To do
Give every line of the material again, exactly as written.

==== Extracted entries

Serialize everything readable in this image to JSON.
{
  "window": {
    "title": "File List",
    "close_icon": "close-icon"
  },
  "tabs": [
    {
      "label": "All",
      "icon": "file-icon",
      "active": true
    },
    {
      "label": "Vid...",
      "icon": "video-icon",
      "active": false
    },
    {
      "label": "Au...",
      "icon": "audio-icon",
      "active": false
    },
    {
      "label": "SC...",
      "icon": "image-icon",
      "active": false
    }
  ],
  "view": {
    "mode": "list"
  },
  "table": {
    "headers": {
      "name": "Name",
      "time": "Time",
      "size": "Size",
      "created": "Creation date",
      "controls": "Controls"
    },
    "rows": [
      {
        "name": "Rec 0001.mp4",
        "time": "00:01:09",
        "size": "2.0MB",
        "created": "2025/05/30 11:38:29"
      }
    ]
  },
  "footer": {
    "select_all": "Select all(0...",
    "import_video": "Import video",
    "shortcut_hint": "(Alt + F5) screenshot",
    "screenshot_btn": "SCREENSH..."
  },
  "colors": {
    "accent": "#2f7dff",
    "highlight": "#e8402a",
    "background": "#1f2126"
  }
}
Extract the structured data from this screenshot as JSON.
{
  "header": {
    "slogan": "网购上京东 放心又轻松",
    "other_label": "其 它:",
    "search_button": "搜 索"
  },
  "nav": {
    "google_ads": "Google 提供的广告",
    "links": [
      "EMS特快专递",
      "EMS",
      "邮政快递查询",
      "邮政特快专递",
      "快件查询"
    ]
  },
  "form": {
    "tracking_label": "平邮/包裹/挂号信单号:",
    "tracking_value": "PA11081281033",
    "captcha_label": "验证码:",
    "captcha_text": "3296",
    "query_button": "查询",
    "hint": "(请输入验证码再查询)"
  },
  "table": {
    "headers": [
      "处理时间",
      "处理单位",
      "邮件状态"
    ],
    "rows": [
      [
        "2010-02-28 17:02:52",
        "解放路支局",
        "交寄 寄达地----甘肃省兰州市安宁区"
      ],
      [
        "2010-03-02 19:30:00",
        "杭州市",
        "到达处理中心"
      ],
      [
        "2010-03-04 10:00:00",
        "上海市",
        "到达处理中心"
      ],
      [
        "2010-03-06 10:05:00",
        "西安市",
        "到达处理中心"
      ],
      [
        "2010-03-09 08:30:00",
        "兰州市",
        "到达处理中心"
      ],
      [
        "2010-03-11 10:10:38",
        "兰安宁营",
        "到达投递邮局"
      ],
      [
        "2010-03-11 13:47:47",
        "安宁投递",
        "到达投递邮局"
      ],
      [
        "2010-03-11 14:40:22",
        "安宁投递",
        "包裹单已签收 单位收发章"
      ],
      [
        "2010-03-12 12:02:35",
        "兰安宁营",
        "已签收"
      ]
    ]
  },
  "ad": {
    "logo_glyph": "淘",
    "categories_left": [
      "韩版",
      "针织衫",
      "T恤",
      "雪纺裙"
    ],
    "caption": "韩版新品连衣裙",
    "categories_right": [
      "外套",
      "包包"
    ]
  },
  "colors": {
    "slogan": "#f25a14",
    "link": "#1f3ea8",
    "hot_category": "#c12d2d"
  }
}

========

Exercise answer
Serialize everything readable in this image to JSON.
{
  "window": {
    "title": "File List",
    "close_icon": "close-icon"
  },
  "tabs": [
    {
      "label": "All",
      "icon": "file-icon",
      "active": true
    },
    {
      "label": "Vid...",
      "icon": "video-icon",
      "active": false
    },
    {
      "label": "Au...",
      "icon": "audio-icon",
      "active": false
    },
    {
      "label": "SC...",
      "icon": "image-icon",
      "active": false
    }
  ],
  "view": {
    "mode": "list"
  },
  "table": {
    "headers": {
      "name": "Name",
      "time": "Time",
      "size": "Size",
      "created": "Creation date",
      "controls": "Controls"
    },
    "rows": [
      {
        "name": "Rec 0001.mp4",
        "time": "00:01:09",
        "size": "2.0MB",
        "created": "2025/05/30 11:38:29"
      }
    ]
  },
  "footer": {
    "select_all": "Select all(0...",
    "import_video": "Import video",
    "shortcut_hint": "(Alt + F5) screenshot",
    "screenshot_btn": "SCREENSH..."
  },
  "colors": {
    "accent": "#2f7dff",
    "highlight": "#e8402a",
    "background": "#1f2126"
  }
}
Extract the structured data from this screenshot as JSON.
{
  "header": {
    "slogan": "网购上京东 放心又轻松",
    "other_label": "其 它:",
    "search_button": "搜 索"
  },
  "nav": {
    "google_ads": "Google 提供的广告",
    "links": [
      "EMS特快专递",
      "EMS",
      "邮政快递查询",
      "邮政特快专递",
      "快件查询"
    ]
  },
  "form": {
    "tracking_label": "平邮/包裹/挂号信单号:",
    "tracking_value": "PA11081281033",
    "captcha_label": "验证码:",
    "captcha_text": "3296",
    "query_button": "查询",
    "hint": "(请输入验证码再查询)"
  },
  "table": {
    "headers": [
      "处理时间",
      "处理单位",
      "邮件状态"
    ],
    "rows": [
      [
        "2010-02-28 17:02:52",
        "解放路支局",
        "交寄 寄达地----甘肃省兰州市安宁区"
      ],
      [
        "2010-03-02 19:30:00",
        "杭州市",
        "到达处理中心"
      ],
      [
        "2010-03-04 10:00:00",
        "上海市",
        "到达处理中心"
      ],
      [
        "2010-03-06 10:05:00",
        "西安市",
        "到达处理中心"
      ],
      [
        "2010-03-09 08:30:00",
        "兰州市",
        "到达处理中心"
      ],
      [
        "2010-03-11 10:10:38",
        "兰安宁营",
        "到达投递邮局"
      ],
      [
        "2010-03-11 13:47:47",
        "安宁投递",
        "到达投递邮局"
      ],
      [
        "2010-03-11 14:40:22",
        "安宁投递",
        "包裹单已签收 单位收发章"
      ],
      [
        "2010-03-12 12:02:35",
        "兰安宁营",
        "已签收"
      ]
    ]
  },
  "ad": {
    "logo_glyph": "淘",
    "categories_left": [
      "韩版",
      "针织衫",
      "T恤",
      "雪纺裙"
    ],
    "caption": "韩版新品连衣裙",
    "categories_right": [
      "外套",
      "包包"
    ]
  },
  "colors": {
    "slogan": "#f25a14",
    "link": "#1f3ea8",
    "hot_category": "#c12d2d"
  }
}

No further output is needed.